BEGIN Provided material

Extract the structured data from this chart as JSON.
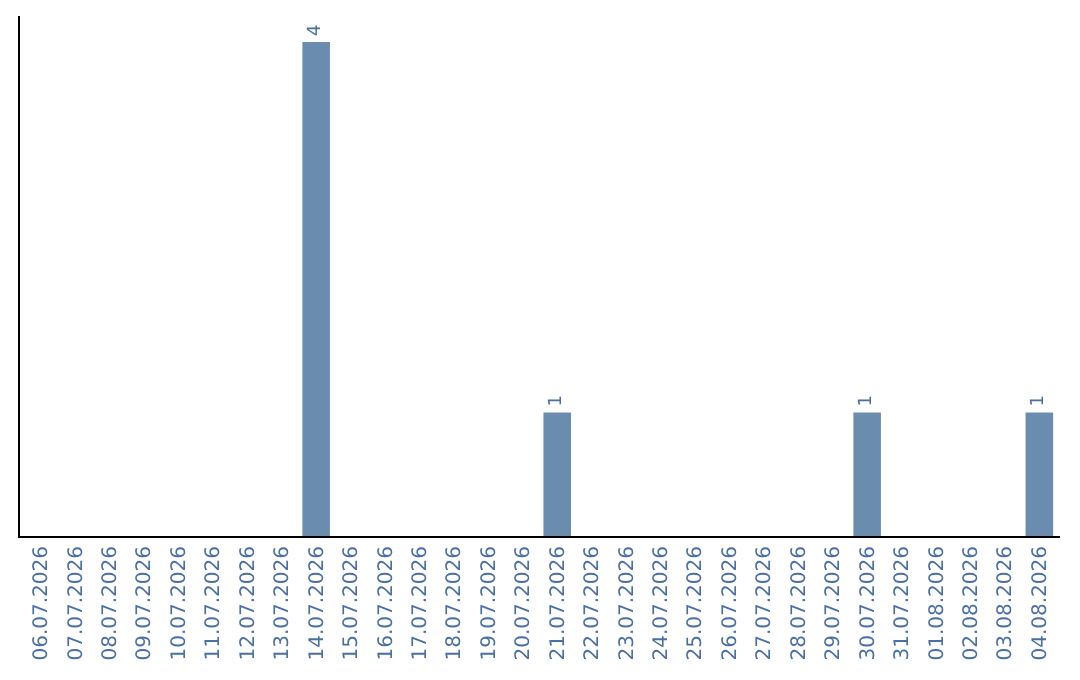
{
  "chart_data": {
    "type": "bar",
    "categories": [
      "06.07.2026",
      "07.07.2026",
      "08.07.2026",
      "09.07.2026",
      "10.07.2026",
      "11.07.2026",
      "12.07.2026",
      "13.07.2026",
      "14.07.2026",
      "15.07.2026",
      "16.07.2026",
      "17.07.2026",
      "18.07.2026",
      "19.07.2026",
      "20.07.2026",
      "21.07.2026",
      "22.07.2026",
      "23.07.2026",
      "24.07.2026",
      "25.07.2026",
      "26.07.2026",
      "27.07.2026",
      "28.07.2026",
      "29.07.2026",
      "30.07.2026",
      "31.07.2026",
      "01.08.2026",
      "02.08.2026",
      "03.08.2026",
      "04.08.2026"
    ],
    "values": [
      0,
      0,
      0,
      0,
      0,
      0,
      0,
      0,
      4,
      0,
      0,
      0,
      0,
      0,
      0,
      1,
      0,
      0,
      0,
      0,
      0,
      0,
      0,
      0,
      1,
      0,
      0,
      0,
      0,
      1
    ],
    "value_labels": [
      null,
      null,
      null,
      null,
      null,
      null,
      null,
      null,
      "4",
      null,
      null,
      null,
      null,
      null,
      null,
      "1",
      null,
      null,
      null,
      null,
      null,
      null,
      null,
      null,
      "1",
      null,
      null,
      null,
      null,
      "1"
    ],
    "color": "#6a8caf",
    "tick_labels": "x",
    "grid": false,
    "legend": false
  }
}
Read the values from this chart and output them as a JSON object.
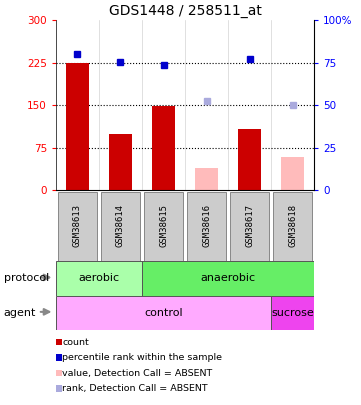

END Provided material

▶ Work to be completed: Return to the listing above and set it down exactly, leaving out its pictures.

▶ Result of the exercise:
Extract the structured data from this chart as JSON.
{
  "chart_data": {
    "type": "bar",
    "categories": [
      "06.07.2026",
      "07.07.2026",
      "08.07.2026",
      "09.07.2026",
      "10.07.2026",
      "11.07.2026",
      "12.07.2026",
      "13.07.2026",
      "14.07.2026",
      "15.07.2026",
      "16.07.2026",
      "17.07.2026",
      "18.07.2026",
      "19.07.2026",
      "20.07.2026",
      "21.07.2026",
      "22.07.2026",
      "23.07.2026",
      "24.07.2026",
      "25.07.2026",
      "26.07.2026",
      "27.07.2026",
      "28.07.2026",
      "29.07.2026",
      "30.07.2026",
      "31.07.2026",
      "01.08.2026",
      "02.08.2026",
      "03.08.2026",
      "04.08.2026"
    ],
    "values": [
      0,
      0,
      0,
      0,
      0,
      0,
      0,
      0,
      4,
      0,
      0,
      0,
      0,
      0,
      0,
      1,
      0,
      0,
      0,
      0,
      0,
      0,
      0,
      0,
      1,
      0,
      0,
      0,
      0,
      1
    ],
    "value_labels": [
      null,
      null,
      null,
      null,
      null,
      null,
      null,
      null,
      "4",
      null,
      null,
      null,
      null,
      null,
      null,
      "1",
      null,
      null,
      null,
      null,
      null,
      null,
      null,
      null,
      "1",
      null,
      null,
      null,
      null,
      "1"
    ],
    "color": "#6a8caf",
    "tick_labels": "x",
    "grid": false,
    "legend": false
  }
}
Read the values from this chart and output them as a JSON object.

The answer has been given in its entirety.